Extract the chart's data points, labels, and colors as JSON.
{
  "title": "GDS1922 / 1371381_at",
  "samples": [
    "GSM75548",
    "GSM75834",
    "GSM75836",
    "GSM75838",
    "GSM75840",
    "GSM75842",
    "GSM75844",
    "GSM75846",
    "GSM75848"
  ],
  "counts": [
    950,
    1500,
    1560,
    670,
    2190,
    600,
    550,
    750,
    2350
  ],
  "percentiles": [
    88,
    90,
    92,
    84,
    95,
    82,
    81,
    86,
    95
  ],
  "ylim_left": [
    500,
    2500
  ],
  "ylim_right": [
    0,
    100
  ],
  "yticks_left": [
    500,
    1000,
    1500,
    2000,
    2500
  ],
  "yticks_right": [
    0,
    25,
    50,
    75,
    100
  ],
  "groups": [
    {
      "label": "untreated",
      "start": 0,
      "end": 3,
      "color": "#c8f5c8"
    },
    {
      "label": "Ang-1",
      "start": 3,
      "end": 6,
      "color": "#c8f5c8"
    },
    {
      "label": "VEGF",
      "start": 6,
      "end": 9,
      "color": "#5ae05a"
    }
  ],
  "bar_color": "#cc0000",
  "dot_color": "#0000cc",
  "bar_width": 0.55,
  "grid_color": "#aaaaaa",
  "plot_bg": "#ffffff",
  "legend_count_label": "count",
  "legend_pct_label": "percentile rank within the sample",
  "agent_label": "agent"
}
.....
__Your task__.
Write out the entries above once more, without altering anything.

__Exercise answer__.
Extract the chart's data points, labels, and colors as JSON.
{
  "title": "GDS1922 / 1371381_at",
  "samples": [
    "GSM75548",
    "GSM75834",
    "GSM75836",
    "GSM75838",
    "GSM75840",
    "GSM75842",
    "GSM75844",
    "GSM75846",
    "GSM75848"
  ],
  "counts": [
    950,
    1500,
    1560,
    670,
    2190,
    600,
    550,
    750,
    2350
  ],
  "percentiles": [
    88,
    90,
    92,
    84,
    95,
    82,
    81,
    86,
    95
  ],
  "ylim_left": [
    500,
    2500
  ],
  "ylim_right": [
    0,
    100
  ],
  "yticks_left": [
    500,
    1000,
    1500,
    2000,
    2500
  ],
  "yticks_right": [
    0,
    25,
    50,
    75,
    100
  ],
  "groups": [
    {
      "label": "untreated",
      "start": 0,
      "end": 3,
      "color": "#c8f5c8"
    },
    {
      "label": "Ang-1",
      "start": 3,
      "end": 6,
      "color": "#c8f5c8"
    },
    {
      "label": "VEGF",
      "start": 6,
      "end": 9,
      "color": "#5ae05a"
    }
  ],
  "bar_color": "#cc0000",
  "dot_color": "#0000cc",
  "bar_width": 0.55,
  "grid_color": "#aaaaaa",
  "plot_bg": "#ffffff",
  "legend_count_label": "count",
  "legend_pct_label": "percentile rank within the sample",
  "agent_label": "agent"
}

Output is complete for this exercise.